-- start PROVIDED INFORMATION --
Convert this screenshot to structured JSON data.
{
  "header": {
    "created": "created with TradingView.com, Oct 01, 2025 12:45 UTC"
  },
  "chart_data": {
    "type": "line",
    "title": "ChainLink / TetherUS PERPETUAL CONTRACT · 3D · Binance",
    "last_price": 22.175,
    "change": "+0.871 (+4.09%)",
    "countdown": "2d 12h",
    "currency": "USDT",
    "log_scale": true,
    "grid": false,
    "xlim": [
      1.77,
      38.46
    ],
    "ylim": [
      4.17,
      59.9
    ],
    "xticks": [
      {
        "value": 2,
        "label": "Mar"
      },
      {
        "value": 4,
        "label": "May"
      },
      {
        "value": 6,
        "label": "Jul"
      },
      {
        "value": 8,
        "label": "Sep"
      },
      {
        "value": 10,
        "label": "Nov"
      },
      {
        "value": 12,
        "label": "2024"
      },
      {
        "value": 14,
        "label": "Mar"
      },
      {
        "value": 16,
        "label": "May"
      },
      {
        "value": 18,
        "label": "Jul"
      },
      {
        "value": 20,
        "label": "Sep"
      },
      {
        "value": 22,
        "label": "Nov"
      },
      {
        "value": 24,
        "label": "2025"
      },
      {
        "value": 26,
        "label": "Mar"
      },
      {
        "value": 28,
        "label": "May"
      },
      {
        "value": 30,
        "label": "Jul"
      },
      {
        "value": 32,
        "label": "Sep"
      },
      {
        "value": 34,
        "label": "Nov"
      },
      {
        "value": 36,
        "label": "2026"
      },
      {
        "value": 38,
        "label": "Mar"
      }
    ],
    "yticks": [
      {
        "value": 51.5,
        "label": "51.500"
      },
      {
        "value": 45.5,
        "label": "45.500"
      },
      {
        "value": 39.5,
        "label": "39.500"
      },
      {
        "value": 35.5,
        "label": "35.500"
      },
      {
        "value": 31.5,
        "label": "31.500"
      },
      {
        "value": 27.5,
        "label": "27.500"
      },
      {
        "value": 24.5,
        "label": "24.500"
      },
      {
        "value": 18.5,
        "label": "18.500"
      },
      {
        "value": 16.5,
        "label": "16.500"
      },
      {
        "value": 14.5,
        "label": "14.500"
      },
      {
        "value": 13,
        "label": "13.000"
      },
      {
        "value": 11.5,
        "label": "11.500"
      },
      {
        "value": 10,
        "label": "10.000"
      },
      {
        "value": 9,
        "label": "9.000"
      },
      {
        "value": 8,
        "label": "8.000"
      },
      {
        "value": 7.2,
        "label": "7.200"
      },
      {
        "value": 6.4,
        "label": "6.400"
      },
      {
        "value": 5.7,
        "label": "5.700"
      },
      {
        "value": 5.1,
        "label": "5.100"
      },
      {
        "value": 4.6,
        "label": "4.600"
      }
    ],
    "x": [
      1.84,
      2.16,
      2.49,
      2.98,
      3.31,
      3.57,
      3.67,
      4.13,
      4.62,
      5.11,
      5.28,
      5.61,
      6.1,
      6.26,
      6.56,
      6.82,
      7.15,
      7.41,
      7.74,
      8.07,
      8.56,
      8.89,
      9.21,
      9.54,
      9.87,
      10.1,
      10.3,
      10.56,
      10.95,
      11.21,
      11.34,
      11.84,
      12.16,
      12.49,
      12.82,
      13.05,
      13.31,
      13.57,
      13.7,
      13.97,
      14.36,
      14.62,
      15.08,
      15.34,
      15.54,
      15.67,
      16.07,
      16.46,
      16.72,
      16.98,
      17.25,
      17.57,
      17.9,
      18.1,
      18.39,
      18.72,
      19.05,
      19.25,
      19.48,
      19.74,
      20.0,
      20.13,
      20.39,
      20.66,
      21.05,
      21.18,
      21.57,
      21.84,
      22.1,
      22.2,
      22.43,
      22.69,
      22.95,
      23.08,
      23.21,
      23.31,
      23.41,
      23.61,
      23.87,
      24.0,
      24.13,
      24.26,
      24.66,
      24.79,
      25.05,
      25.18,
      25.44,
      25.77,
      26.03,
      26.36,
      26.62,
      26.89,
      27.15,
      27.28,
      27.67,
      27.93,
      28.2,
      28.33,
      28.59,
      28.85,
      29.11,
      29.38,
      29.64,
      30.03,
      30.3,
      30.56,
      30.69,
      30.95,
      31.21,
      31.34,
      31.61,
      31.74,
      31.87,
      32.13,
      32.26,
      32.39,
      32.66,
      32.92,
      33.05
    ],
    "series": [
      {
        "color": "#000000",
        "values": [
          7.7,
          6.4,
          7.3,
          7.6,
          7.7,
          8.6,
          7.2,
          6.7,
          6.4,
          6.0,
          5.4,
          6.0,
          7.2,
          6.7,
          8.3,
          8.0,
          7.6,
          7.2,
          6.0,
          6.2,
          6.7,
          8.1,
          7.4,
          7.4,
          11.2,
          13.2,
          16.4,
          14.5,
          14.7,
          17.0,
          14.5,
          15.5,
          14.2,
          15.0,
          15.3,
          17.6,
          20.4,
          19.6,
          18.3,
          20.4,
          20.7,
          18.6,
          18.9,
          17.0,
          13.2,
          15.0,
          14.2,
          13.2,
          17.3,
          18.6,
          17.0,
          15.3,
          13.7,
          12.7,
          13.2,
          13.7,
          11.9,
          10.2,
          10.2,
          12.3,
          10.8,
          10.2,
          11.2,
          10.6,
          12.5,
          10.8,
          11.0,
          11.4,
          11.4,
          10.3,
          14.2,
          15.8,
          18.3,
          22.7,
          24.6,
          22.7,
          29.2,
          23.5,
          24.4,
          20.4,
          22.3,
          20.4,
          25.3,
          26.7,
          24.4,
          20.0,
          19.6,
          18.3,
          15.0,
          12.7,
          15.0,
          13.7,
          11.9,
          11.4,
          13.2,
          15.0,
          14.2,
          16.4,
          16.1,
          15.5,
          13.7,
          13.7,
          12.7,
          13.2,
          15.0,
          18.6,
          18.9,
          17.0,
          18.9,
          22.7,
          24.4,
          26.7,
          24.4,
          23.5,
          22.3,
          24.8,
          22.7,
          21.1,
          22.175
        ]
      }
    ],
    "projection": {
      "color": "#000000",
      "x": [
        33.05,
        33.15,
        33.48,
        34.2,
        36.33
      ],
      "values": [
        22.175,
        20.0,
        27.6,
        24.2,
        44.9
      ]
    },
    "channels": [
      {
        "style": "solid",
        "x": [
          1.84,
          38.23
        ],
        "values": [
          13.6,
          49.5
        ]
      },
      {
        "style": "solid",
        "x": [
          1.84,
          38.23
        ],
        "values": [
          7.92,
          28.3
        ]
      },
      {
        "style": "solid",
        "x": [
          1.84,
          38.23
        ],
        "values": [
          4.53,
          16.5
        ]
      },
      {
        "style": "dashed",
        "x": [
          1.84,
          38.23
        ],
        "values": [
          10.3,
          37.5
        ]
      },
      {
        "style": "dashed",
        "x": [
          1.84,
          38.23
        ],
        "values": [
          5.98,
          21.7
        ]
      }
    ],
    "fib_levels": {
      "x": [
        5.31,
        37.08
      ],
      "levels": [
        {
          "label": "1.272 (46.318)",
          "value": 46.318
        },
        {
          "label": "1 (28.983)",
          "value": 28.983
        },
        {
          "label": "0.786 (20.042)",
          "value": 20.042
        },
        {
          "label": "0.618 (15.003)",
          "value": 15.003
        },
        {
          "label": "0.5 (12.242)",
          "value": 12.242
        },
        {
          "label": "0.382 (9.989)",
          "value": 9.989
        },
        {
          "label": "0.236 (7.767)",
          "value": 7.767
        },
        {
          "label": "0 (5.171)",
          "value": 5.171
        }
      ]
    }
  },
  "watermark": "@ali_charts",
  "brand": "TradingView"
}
-- end PROVIDED INFORMATION --
**WHAT YOU SHOULD DO:** Return what is listed above, exactly and completely.

**ANSWER TO THIS PROBLEM:**
Convert this screenshot to structured JSON data.
{
  "header": {
    "created": "created with TradingView.com, Oct 01, 2025 12:45 UTC"
  },
  "chart_data": {
    "type": "line",
    "title": "ChainLink / TetherUS PERPETUAL CONTRACT · 3D · Binance",
    "last_price": 22.175,
    "change": "+0.871 (+4.09%)",
    "countdown": "2d 12h",
    "currency": "USDT",
    "log_scale": true,
    "grid": false,
    "xlim": [
      1.77,
      38.46
    ],
    "ylim": [
      4.17,
      59.9
    ],
    "xticks": [
      {
        "value": 2,
        "label": "Mar"
      },
      {
        "value": 4,
        "label": "May"
      },
      {
        "value": 6,
        "label": "Jul"
      },
      {
        "value": 8,
        "label": "Sep"
      },
      {
        "value": 10,
        "label": "Nov"
      },
      {
        "value": 12,
        "label": "2024"
      },
      {
        "value": 14,
        "label": "Mar"
      },
      {
        "value": 16,
        "label": "May"
      },
      {
        "value": 18,
        "label": "Jul"
      },
      {
        "value": 20,
        "label": "Sep"
      },
      {
        "value": 22,
        "label": "Nov"
      },
      {
        "value": 24,
        "label": "2025"
      },
      {
        "value": 26,
        "label": "Mar"
      },
      {
        "value": 28,
        "label": "May"
      },
      {
        "value": 30,
        "label": "Jul"
      },
      {
        "value": 32,
        "label": "Sep"
      },
      {
        "value": 34,
        "label": "Nov"
      },
      {
        "value": 36,
        "label": "2026"
      },
      {
        "value": 38,
        "label": "Mar"
      }
    ],
    "yticks": [
      {
        "value": 51.5,
        "label": "51.500"
      },
      {
        "value": 45.5,
        "label": "45.500"
      },
      {
        "value": 39.5,
        "label": "39.500"
      },
      {
        "value": 35.5,
        "label": "35.500"
      },
      {
        "value": 31.5,
        "label": "31.500"
      },
      {
        "value": 27.5,
        "label": "27.500"
      },
      {
        "value": 24.5,
        "label": "24.500"
      },
      {
        "value": 18.5,
        "label": "18.500"
      },
      {
        "value": 16.5,
        "label": "16.500"
      },
      {
        "value": 14.5,
        "label": "14.500"
      },
      {
        "value": 13,
        "label": "13.000"
      },
      {
        "value": 11.5,
        "label": "11.500"
      },
      {
        "value": 10,
        "label": "10.000"
      },
      {
        "value": 9,
        "label": "9.000"
      },
      {
        "value": 8,
        "label": "8.000"
      },
      {
        "value": 7.2,
        "label": "7.200"
      },
      {
        "value": 6.4,
        "label": "6.400"
      },
      {
        "value": 5.7,
        "label": "5.700"
      },
      {
        "value": 5.1,
        "label": "5.100"
      },
      {
        "value": 4.6,
        "label": "4.600"
      }
    ],
    "x": [
      1.84,
      2.16,
      2.49,
      2.98,
      3.31,
      3.57,
      3.67,
      4.13,
      4.62,
      5.11,
      5.28,
      5.61,
      6.1,
      6.26,
      6.56,
      6.82,
      7.15,
      7.41,
      7.74,
      8.07,
      8.56,
      8.89,
      9.21,
      9.54,
      9.87,
      10.1,
      10.3,
      10.56,
      10.95,
      11.21,
      11.34,
      11.84,
      12.16,
      12.49,
      12.82,
      13.05,
      13.31,
      13.57,
      13.7,
      13.97,
      14.36,
      14.62,
      15.08,
      15.34,
      15.54,
      15.67,
      16.07,
      16.46,
      16.72,
      16.98,
      17.25,
      17.57,
      17.9,
      18.1,
      18.39,
      18.72,
      19.05,
      19.25,
      19.48,
      19.74,
      20.0,
      20.13,
      20.39,
      20.66,
      21.05,
      21.18,
      21.57,
      21.84,
      22.1,
      22.2,
      22.43,
      22.69,
      22.95,
      23.08,
      23.21,
      23.31,
      23.41,
      23.61,
      23.87,
      24.0,
      24.13,
      24.26,
      24.66,
      24.79,
      25.05,
      25.18,
      25.44,
      25.77,
      26.03,
      26.36,
      26.62,
      26.89,
      27.15,
      27.28,
      27.67,
      27.93,
      28.2,
      28.33,
      28.59,
      28.85,
      29.11,
      29.38,
      29.64,
      30.03,
      30.3,
      30.56,
      30.69,
      30.95,
      31.21,
      31.34,
      31.61,
      31.74,
      31.87,
      32.13,
      32.26,
      32.39,
      32.66,
      32.92,
      33.05
    ],
    "series": [
      {
        "color": "#000000",
        "values": [
          7.7,
          6.4,
          7.3,
          7.6,
          7.7,
          8.6,
          7.2,
          6.7,
          6.4,
          6.0,
          5.4,
          6.0,
          7.2,
          6.7,
          8.3,
          8.0,
          7.6,
          7.2,
          6.0,
          6.2,
          6.7,
          8.1,
          7.4,
          7.4,
          11.2,
          13.2,
          16.4,
          14.5,
          14.7,
          17.0,
          14.5,
          15.5,
          14.2,
          15.0,
          15.3,
          17.6,
          20.4,
          19.6,
          18.3,
          20.4,
          20.7,
          18.6,
          18.9,
          17.0,
          13.2,
          15.0,
          14.2,
          13.2,
          17.3,
          18.6,
          17.0,
          15.3,
          13.7,
          12.7,
          13.2,
          13.7,
          11.9,
          10.2,
          10.2,
          12.3,
          10.8,
          10.2,
          11.2,
          10.6,
          12.5,
          10.8,
          11.0,
          11.4,
          11.4,
          10.3,
          14.2,
          15.8,
          18.3,
          22.7,
          24.6,
          22.7,
          29.2,
          23.5,
          24.4,
          20.4,
          22.3,
          20.4,
          25.3,
          26.7,
          24.4,
          20.0,
          19.6,
          18.3,
          15.0,
          12.7,
          15.0,
          13.7,
          11.9,
          11.4,
          13.2,
          15.0,
          14.2,
          16.4,
          16.1,
          15.5,
          13.7,
          13.7,
          12.7,
          13.2,
          15.0,
          18.6,
          18.9,
          17.0,
          18.9,
          22.7,
          24.4,
          26.7,
          24.4,
          23.5,
          22.3,
          24.8,
          22.7,
          21.1,
          22.175
        ]
      }
    ],
    "projection": {
      "color": "#000000",
      "x": [
        33.05,
        33.15,
        33.48,
        34.2,
        36.33
      ],
      "values": [
        22.175,
        20.0,
        27.6,
        24.2,
        44.9
      ]
    },
    "channels": [
      {
        "style": "solid",
        "x": [
          1.84,
          38.23
        ],
        "values": [
          13.6,
          49.5
        ]
      },
      {
        "style": "solid",
        "x": [
          1.84,
          38.23
        ],
        "values": [
          7.92,
          28.3
        ]
      },
      {
        "style": "solid",
        "x": [
          1.84,
          38.23
        ],
        "values": [
          4.53,
          16.5
        ]
      },
      {
        "style": "dashed",
        "x": [
          1.84,
          38.23
        ],
        "values": [
          10.3,
          37.5
        ]
      },
      {
        "style": "dashed",
        "x": [
          1.84,
          38.23
        ],
        "values": [
          5.98,
          21.7
        ]
      }
    ],
    "fib_levels": {
      "x": [
        5.31,
        37.08
      ],
      "levels": [
        {
          "label": "1.272 (46.318)",
          "value": 46.318
        },
        {
          "label": "1 (28.983)",
          "value": 28.983
        },
        {
          "label": "0.786 (20.042)",
          "value": 20.042
        },
        {
          "label": "0.618 (15.003)",
          "value": 15.003
        },
        {
          "label": "0.5 (12.242)",
          "value": 12.242
        },
        {
          "label": "0.382 (9.989)",
          "value": 9.989
        },
        {
          "label": "0.236 (7.767)",
          "value": 7.767
        },
        {
          "label": "0 (5.171)",
          "value": 5.171
        }
      ]
    }
  },
  "watermark": "@ali_charts",
  "brand": "TradingView"
}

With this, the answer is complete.